Look at the entries below and reproduce them exactly.

__DATA PROVIDED__
---------------

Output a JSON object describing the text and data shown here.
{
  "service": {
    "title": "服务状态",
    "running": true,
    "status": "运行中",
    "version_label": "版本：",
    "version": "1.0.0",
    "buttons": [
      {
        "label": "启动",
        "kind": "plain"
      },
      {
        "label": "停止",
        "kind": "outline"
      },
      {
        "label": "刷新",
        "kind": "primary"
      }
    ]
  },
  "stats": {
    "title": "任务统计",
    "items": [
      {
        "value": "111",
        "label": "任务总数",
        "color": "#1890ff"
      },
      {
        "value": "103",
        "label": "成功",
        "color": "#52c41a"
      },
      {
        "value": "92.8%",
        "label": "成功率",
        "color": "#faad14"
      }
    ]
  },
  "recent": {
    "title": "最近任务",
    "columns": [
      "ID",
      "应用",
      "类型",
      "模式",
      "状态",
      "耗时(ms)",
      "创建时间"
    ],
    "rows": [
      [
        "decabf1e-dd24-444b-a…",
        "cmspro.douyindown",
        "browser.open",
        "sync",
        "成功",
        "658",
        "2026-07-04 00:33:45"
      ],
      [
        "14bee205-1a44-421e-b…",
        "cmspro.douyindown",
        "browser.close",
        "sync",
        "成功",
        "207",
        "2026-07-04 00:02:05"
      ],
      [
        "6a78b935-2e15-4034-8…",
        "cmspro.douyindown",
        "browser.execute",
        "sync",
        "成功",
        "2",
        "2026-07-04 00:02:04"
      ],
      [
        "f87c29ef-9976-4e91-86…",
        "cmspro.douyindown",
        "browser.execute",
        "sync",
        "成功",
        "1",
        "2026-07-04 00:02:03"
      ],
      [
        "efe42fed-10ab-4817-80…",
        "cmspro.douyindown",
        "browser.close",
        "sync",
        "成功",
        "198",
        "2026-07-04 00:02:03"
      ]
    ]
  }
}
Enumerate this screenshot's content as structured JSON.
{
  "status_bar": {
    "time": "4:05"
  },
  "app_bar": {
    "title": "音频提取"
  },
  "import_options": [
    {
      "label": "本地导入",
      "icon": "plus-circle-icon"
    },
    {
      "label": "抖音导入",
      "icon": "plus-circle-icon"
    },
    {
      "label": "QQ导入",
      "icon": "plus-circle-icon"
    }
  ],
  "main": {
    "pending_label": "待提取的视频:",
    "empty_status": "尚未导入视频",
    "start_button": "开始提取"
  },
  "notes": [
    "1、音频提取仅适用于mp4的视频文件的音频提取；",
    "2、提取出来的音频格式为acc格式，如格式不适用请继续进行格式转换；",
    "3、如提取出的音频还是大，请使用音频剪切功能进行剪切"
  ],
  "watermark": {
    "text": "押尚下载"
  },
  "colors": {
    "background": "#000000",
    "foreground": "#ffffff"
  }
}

---------------

__TASK RESPONSE__
Output a JSON object describing the text and data shown here.
{
  "service": {
    "title": "服务状态",
    "running": true,
    "status": "运行中",
    "version_label": "版本：",
    "version": "1.0.0",
    "buttons": [
      {
        "label": "启动",
        "kind": "plain"
      },
      {
        "label": "停止",
        "kind": "outline"
      },
      {
        "label": "刷新",
        "kind": "primary"
      }
    ]
  },
  "stats": {
    "title": "任务统计",
    "items": [
      {
        "value": "111",
        "label": "任务总数",
        "color": "#1890ff"
      },
      {
        "value": "103",
        "label": "成功",
        "color": "#52c41a"
      },
      {
        "value": "92.8%",
        "label": "成功率",
        "color": "#faad14"
      }
    ]
  },
  "recent": {
    "title": "最近任务",
    "columns": [
      "ID",
      "应用",
      "类型",
      "模式",
      "状态",
      "耗时(ms)",
      "创建时间"
    ],
    "rows": [
      [
        "decabf1e-dd24-444b-a…",
        "cmspro.douyindown",
        "browser.open",
        "sync",
        "成功",
        "658",
        "2026-07-04 00:33:45"
      ],
      [
        "14bee205-1a44-421e-b…",
        "cmspro.douyindown",
        "browser.close",
        "sync",
        "成功",
        "207",
        "2026-07-04 00:02:05"
      ],
      [
        "6a78b935-2e15-4034-8…",
        "cmspro.douyindown",
        "browser.execute",
        "sync",
        "成功",
        "2",
        "2026-07-04 00:02:04"
      ],
      [
        "f87c29ef-9976-4e91-86…",
        "cmspro.douyindown",
        "browser.execute",
        "sync",
        "成功",
        "1",
        "2026-07-04 00:02:03"
      ],
      [
        "efe42fed-10ab-4817-80…",
        "cmspro.douyindown",
        "browser.close",
        "sync",
        "成功",
        "198",
        "2026-07-04 00:02:03"
      ]
    ]
  }
}
Enumerate this screenshot's content as structured JSON.
{
  "status_bar": {
    "time": "4:05"
  },
  "app_bar": {
    "title": "音频提取"
  },
  "import_options": [
    {
      "label": "本地导入",
      "icon": "plus-circle-icon"
    },
    {
      "label": "抖音导入",
      "icon": "plus-circle-icon"
    },
    {
      "label": "QQ导入",
      "icon": "plus-circle-icon"
    }
  ],
  "main": {
    "pending_label": "待提取的视频:",
    "empty_status": "尚未导入视频",
    "start_button": "开始提取"
  },
  "notes": [
    "1、音频提取仅适用于mp4的视频文件的音频提取；",
    "2、提取出来的音频格式为acc格式，如格式不适用请继续进行格式转换；",
    "3、如提取出的音频还是大，请使用音频剪切功能进行剪切"
  ],
  "watermark": {
    "text": "押尚下载"
  },
  "colors": {
    "background": "#000000",
    "foreground": "#ffffff"
  }
}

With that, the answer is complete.